--- Start of Extracted material ---
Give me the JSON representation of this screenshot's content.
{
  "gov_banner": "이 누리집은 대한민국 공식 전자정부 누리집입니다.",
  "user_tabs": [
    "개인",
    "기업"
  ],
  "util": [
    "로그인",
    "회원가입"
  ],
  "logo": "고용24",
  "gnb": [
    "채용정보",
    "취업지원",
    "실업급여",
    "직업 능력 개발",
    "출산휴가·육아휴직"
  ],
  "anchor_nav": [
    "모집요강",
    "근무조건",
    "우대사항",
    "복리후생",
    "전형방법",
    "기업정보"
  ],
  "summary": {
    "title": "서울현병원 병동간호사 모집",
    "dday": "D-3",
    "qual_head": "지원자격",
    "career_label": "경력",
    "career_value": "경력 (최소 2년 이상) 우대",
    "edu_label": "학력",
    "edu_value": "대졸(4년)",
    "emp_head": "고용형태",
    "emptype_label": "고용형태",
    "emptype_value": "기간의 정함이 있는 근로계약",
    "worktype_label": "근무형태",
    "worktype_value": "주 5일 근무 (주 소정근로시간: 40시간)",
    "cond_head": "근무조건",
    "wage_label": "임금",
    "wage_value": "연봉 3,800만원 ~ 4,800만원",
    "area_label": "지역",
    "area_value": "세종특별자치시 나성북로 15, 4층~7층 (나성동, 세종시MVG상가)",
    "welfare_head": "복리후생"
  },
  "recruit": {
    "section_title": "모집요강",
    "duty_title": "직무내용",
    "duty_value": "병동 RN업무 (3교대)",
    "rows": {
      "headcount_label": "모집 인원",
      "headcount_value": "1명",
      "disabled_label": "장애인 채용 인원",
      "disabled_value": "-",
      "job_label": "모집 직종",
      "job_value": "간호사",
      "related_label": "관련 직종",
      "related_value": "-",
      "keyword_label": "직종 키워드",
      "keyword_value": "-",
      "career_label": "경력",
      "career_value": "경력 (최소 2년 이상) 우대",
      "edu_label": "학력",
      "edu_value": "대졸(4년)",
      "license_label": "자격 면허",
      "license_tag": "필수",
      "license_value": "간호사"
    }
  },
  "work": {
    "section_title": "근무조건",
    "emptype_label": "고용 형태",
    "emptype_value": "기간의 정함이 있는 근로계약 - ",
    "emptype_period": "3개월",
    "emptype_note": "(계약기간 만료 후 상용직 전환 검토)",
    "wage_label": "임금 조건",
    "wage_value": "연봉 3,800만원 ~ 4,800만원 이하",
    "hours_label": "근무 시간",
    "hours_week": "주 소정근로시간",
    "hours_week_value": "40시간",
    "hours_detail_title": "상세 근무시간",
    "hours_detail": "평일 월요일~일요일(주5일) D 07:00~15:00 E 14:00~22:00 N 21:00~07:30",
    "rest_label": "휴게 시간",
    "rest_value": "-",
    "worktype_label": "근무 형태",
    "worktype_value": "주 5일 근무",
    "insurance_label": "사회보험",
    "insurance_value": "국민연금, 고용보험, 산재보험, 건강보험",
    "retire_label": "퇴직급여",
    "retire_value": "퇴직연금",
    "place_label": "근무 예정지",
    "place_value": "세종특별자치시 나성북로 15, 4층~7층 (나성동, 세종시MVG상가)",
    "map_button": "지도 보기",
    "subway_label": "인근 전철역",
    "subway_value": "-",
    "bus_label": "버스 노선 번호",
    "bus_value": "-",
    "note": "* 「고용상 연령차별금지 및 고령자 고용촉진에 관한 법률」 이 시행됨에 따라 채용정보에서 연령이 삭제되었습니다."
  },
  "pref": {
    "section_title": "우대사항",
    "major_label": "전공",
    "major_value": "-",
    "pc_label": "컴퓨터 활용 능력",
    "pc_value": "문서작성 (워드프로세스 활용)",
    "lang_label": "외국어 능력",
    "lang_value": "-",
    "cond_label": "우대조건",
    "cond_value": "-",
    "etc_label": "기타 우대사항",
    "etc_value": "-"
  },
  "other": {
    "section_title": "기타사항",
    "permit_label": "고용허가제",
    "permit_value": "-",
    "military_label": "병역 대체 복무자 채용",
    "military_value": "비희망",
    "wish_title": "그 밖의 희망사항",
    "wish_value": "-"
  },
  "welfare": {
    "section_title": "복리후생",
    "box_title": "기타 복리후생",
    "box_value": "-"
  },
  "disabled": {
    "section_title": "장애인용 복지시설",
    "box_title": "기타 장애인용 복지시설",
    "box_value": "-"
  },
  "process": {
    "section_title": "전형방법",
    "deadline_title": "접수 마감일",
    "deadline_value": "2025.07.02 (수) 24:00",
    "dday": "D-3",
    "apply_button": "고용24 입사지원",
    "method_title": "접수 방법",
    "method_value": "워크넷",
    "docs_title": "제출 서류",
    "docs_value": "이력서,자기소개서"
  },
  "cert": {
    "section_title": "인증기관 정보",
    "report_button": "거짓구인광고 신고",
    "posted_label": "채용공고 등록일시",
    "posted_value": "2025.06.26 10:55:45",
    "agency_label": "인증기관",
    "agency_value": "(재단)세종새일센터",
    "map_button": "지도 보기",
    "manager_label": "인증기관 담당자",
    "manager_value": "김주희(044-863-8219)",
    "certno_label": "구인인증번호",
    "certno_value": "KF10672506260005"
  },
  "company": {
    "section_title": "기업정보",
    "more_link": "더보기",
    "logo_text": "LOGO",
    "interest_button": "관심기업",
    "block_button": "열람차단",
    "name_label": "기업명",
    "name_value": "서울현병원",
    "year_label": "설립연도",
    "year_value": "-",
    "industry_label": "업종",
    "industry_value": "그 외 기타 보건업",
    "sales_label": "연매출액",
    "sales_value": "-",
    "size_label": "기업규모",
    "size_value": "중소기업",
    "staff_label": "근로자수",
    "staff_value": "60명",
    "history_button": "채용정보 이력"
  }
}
--- End of Extracted material ---
--- Start of Extracted material ---
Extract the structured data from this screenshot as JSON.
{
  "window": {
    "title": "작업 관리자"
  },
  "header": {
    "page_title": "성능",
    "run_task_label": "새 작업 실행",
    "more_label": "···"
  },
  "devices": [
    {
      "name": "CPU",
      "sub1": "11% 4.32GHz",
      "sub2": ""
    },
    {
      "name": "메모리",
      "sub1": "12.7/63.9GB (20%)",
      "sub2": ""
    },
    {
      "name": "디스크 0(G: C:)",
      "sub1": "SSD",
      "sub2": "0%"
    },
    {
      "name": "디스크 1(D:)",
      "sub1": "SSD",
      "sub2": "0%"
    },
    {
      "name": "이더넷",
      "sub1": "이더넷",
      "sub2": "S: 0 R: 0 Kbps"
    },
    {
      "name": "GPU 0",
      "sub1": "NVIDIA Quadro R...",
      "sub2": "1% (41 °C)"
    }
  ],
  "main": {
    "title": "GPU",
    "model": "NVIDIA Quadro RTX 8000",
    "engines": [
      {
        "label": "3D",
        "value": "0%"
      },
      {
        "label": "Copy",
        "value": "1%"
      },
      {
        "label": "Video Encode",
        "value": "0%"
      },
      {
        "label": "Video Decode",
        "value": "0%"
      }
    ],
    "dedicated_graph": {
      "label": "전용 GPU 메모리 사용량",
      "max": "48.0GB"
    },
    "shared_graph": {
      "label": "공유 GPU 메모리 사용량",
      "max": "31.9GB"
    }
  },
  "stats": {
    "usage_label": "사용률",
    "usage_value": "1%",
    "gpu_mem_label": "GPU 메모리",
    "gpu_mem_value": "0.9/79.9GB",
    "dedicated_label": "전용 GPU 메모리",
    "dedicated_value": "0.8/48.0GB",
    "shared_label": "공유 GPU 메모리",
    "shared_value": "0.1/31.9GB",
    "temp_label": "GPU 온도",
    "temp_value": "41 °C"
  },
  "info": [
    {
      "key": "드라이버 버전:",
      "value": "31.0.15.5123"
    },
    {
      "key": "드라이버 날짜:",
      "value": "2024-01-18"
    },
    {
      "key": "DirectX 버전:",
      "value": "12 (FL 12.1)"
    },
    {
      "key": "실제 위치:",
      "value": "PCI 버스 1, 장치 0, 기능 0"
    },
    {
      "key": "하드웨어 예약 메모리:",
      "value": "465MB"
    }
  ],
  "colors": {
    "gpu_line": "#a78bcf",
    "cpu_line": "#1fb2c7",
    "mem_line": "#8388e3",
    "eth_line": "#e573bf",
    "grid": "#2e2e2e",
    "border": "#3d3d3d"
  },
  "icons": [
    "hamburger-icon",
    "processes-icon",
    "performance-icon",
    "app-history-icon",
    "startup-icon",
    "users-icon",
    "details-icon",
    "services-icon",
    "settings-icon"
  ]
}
--- End of Extracted material ---
--- Start of Extracted material ---
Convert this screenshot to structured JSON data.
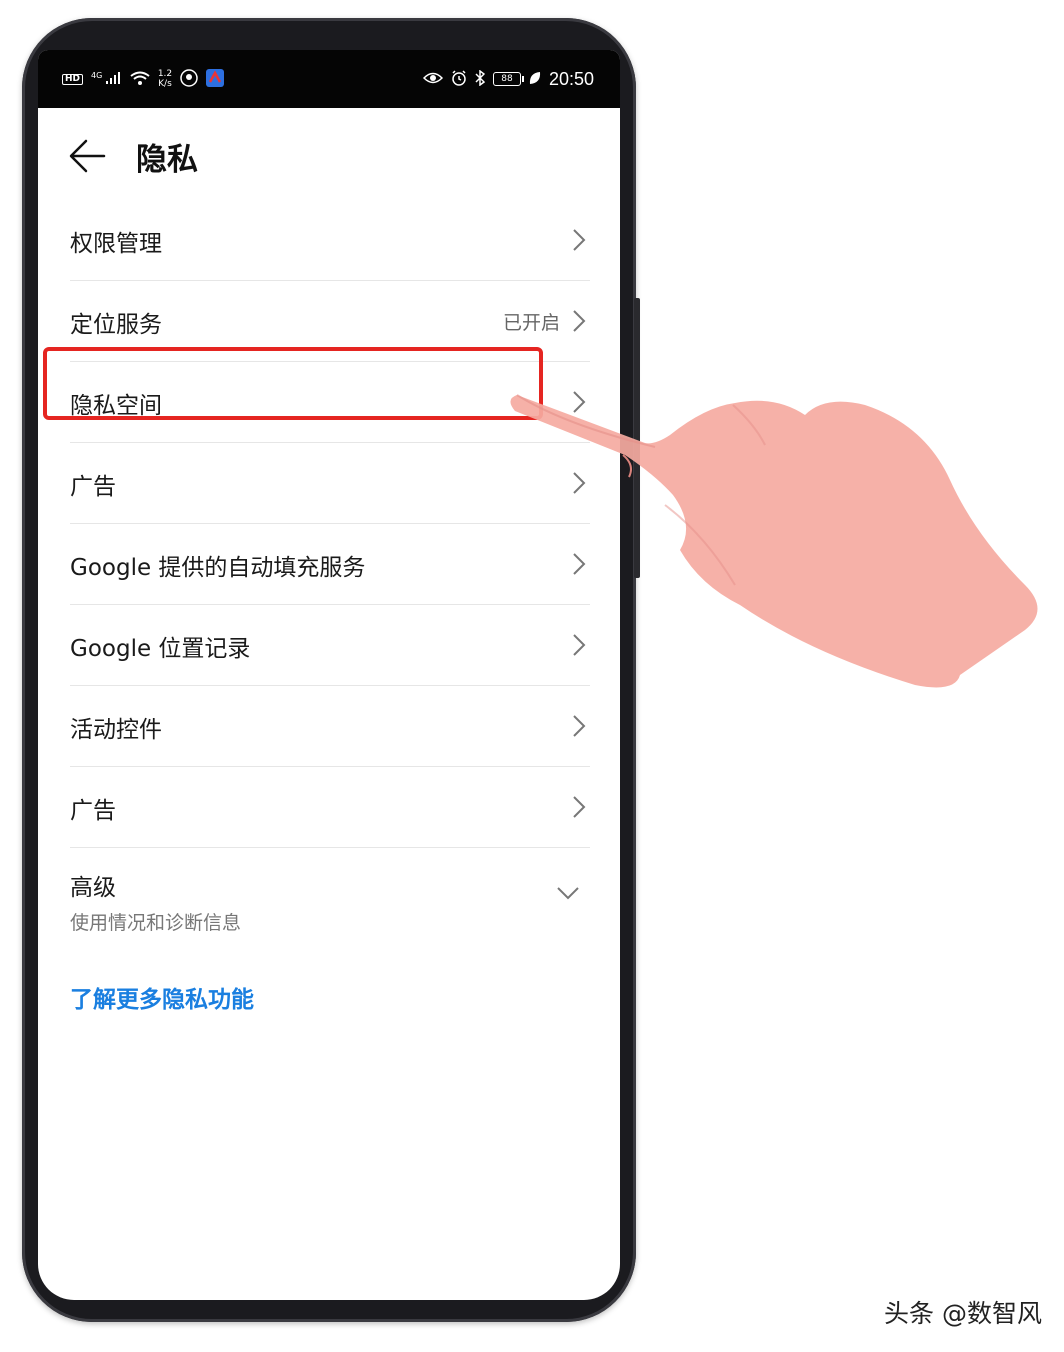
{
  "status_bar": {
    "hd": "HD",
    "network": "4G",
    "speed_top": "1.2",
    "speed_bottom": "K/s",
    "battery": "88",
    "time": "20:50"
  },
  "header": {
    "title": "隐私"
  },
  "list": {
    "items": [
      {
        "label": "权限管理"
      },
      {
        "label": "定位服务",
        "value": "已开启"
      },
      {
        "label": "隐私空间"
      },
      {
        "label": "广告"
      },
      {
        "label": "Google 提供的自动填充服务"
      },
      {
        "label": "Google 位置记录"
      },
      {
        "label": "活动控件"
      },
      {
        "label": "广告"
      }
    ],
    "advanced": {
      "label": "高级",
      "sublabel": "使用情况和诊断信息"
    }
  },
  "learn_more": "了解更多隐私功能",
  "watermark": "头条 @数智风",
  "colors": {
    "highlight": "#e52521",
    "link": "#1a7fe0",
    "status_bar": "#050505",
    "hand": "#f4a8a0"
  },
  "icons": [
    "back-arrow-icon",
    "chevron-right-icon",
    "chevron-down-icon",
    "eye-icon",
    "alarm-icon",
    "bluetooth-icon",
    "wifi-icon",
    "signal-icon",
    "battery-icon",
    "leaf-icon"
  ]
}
--- End of Extracted material ---
> _Exercise prompt_
Copy every line of the entries above in which "근무조건" occurs.

> _In response_
    "근무조건",
    "cond_head": "근무조건",
    "section_title": "근무조건",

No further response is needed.